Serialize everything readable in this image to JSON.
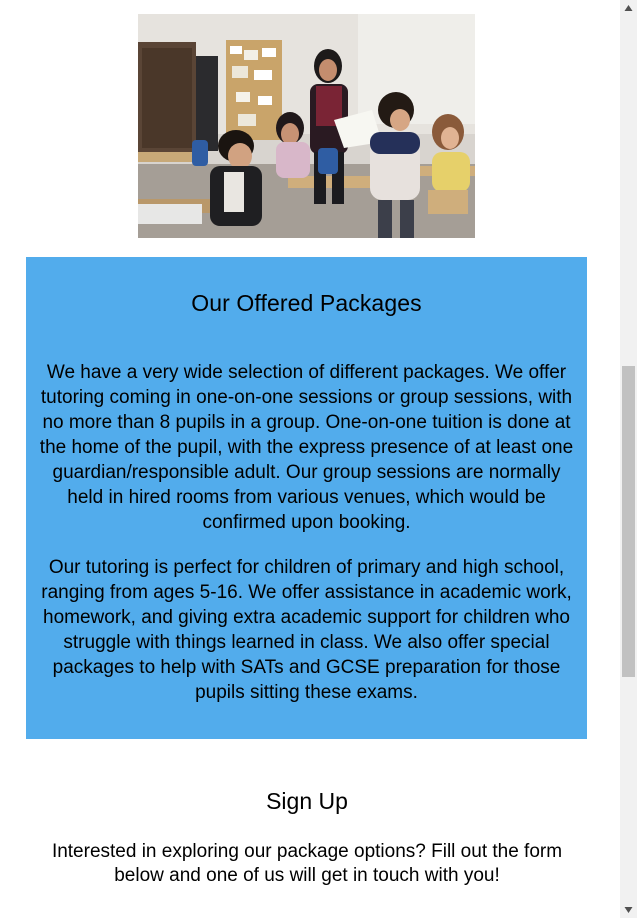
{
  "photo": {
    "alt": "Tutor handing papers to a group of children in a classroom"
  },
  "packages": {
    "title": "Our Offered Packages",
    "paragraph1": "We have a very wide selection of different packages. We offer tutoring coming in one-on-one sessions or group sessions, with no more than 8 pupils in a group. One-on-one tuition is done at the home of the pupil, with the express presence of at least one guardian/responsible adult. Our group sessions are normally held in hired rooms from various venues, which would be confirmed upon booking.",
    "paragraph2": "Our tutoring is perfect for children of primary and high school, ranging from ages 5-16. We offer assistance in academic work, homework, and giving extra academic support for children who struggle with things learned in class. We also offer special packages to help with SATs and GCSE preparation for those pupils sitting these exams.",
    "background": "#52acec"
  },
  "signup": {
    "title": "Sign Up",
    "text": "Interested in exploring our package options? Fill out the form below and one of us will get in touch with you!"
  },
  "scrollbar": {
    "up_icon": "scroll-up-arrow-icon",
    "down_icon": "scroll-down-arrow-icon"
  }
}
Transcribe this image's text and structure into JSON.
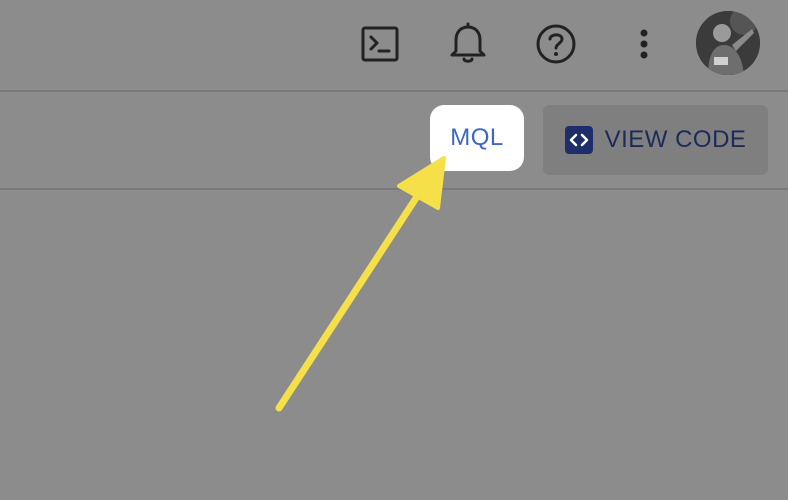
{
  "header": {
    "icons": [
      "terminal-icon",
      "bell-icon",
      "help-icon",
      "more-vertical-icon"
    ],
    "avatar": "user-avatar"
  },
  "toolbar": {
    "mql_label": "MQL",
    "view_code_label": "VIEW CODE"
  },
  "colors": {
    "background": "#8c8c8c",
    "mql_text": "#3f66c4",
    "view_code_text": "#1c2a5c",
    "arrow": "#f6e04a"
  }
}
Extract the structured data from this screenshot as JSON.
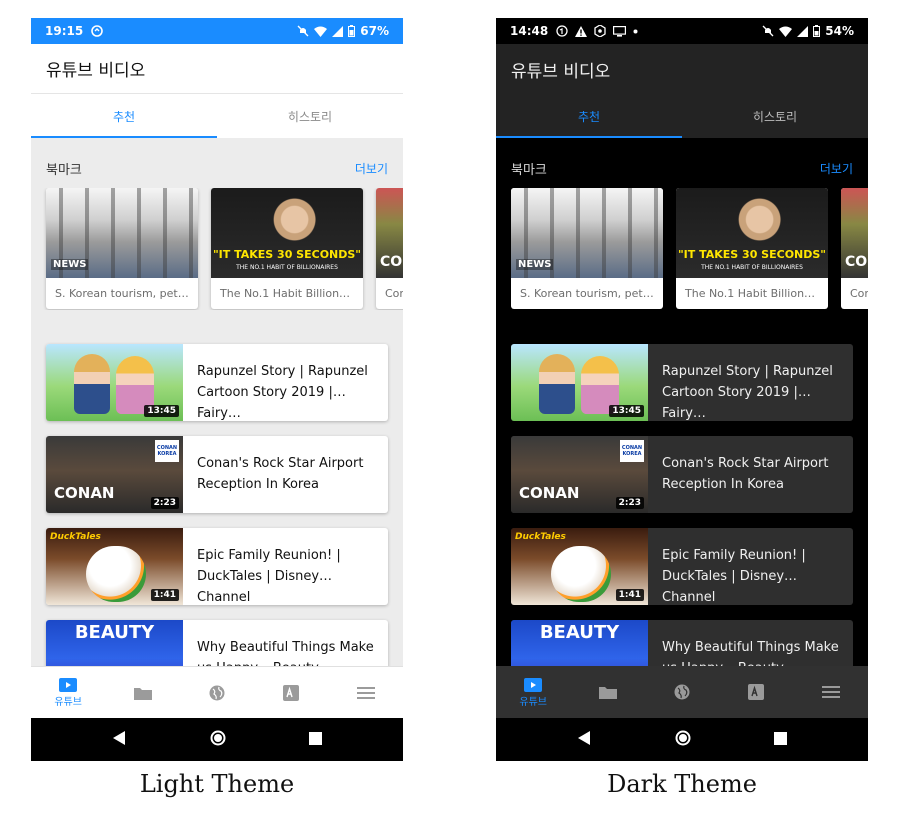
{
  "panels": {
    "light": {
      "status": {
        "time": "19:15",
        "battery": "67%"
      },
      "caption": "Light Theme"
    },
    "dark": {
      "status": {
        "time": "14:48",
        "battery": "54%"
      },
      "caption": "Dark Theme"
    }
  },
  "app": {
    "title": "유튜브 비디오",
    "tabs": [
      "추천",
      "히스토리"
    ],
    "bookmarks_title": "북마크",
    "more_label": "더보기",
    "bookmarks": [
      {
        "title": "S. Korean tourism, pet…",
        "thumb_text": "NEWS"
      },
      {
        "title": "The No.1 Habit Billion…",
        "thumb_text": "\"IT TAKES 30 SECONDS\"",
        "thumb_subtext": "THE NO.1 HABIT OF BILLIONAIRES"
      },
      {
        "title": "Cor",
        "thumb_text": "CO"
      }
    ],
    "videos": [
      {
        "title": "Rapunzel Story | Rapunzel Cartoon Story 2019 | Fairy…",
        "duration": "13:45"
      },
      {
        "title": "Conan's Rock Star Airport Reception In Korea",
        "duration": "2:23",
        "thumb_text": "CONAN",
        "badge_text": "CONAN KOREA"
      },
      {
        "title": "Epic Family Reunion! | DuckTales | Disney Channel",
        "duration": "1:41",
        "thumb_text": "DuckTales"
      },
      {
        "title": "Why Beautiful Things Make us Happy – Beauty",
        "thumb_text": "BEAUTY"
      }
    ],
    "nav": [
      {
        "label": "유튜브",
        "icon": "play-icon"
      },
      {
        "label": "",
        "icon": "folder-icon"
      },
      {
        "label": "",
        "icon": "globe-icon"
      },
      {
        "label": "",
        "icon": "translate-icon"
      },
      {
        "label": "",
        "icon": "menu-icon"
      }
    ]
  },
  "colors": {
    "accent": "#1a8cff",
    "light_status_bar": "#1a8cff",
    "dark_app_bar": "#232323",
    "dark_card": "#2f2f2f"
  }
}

______________________________

Work instructions: Leaving aside the images, write out the entries above word for word.

Solved problem:
Serialize everything readable in this image to JSON.
{
  "photo": {
    "alt": "Tutor handing papers to a group of children in a classroom"
  },
  "packages": {
    "title": "Our Offered Packages",
    "paragraph1": "We have a very wide selection of different packages. We offer tutoring coming in one-on-one sessions or group sessions, with no more than 8 pupils in a group. One-on-one tuition is done at the home of the pupil, with the express presence of at least one guardian/responsible adult. Our group sessions are normally held in hired rooms from various venues, which would be confirmed upon booking.",
    "paragraph2": "Our tutoring is perfect for children of primary and high school, ranging from ages 5-16. We offer assistance in academic work, homework, and giving extra academic support for children who struggle with things learned in class. We also offer special packages to help with SATs and GCSE preparation for those pupils sitting these exams.",
    "background": "#52acec"
  },
  "signup": {
    "title": "Sign Up",
    "text": "Interested in exploring our package options? Fill out the form below and one of us will get in touch with you!"
  },
  "scrollbar": {
    "up_icon": "scroll-up-arrow-icon",
    "down_icon": "scroll-down-arrow-icon"
  }
}
Transcribe this image's text and structure into JSON.
{
  "header": {
    "icons": [
      "terminal-icon",
      "bell-icon",
      "help-icon",
      "more-vertical-icon"
    ],
    "avatar": "user-avatar"
  },
  "toolbar": {
    "mql_label": "MQL",
    "view_code_label": "VIEW CODE"
  },
  "colors": {
    "background": "#8c8c8c",
    "mql_text": "#3f66c4",
    "view_code_text": "#1c2a5c",
    "arrow": "#f6e04a"
  }
}
Extract the structured data from this screenshot as JSON.
{
  "panels": {
    "light": {
      "status": {
        "time": "19:15",
        "battery": "67%"
      },
      "caption": "Light Theme"
    },
    "dark": {
      "status": {
        "time": "14:48",
        "battery": "54%"
      },
      "caption": "Dark Theme"
    }
  },
  "app": {
    "title": "유튜브 비디오",
    "tabs": [
      "추천",
      "히스토리"
    ],
    "bookmarks_title": "북마크",
    "more_label": "더보기",
    "bookmarks": [
      {
        "title": "S. Korean tourism, pet…",
        "thumb_text": "NEWS"
      },
      {
        "title": "The No.1 Habit Billion…",
        "thumb_text": "\"IT TAKES 30 SECONDS\"",
        "thumb_subtext": "THE NO.1 HABIT OF BILLIONAIRES"
      },
      {
        "title": "Cor",
        "thumb_text": "CO"
      }
    ],
    "videos": [
      {
        "title": "Rapunzel Story | Rapunzel Cartoon Story 2019 | Fairy…",
        "duration": "13:45"
      },
      {
        "title": "Conan's Rock Star Airport Reception In Korea",
        "duration": "2:23",
        "thumb_text": "CONAN",
        "badge_text": "CONAN KOREA"
      },
      {
        "title": "Epic Family Reunion! | DuckTales | Disney Channel",
        "duration": "1:41",
        "thumb_text": "DuckTales"
      },
      {
        "title": "Why Beautiful Things Make us Happy – Beauty",
        "thumb_text": "BEAUTY"
      }
    ],
    "nav": [
      {
        "label": "유튜브",
        "icon": "play-icon"
      },
      {
        "label": "",
        "icon": "folder-icon"
      },
      {
        "label": "",
        "icon": "globe-icon"
      },
      {
        "label": "",
        "icon": "translate-icon"
      },
      {
        "label": "",
        "icon": "menu-icon"
      }
    ]
  },
  "colors": {
    "accent": "#1a8cff",
    "light_status_bar": "#1a8cff",
    "dark_app_bar": "#232323",
    "dark_card": "#2f2f2f"
  }
}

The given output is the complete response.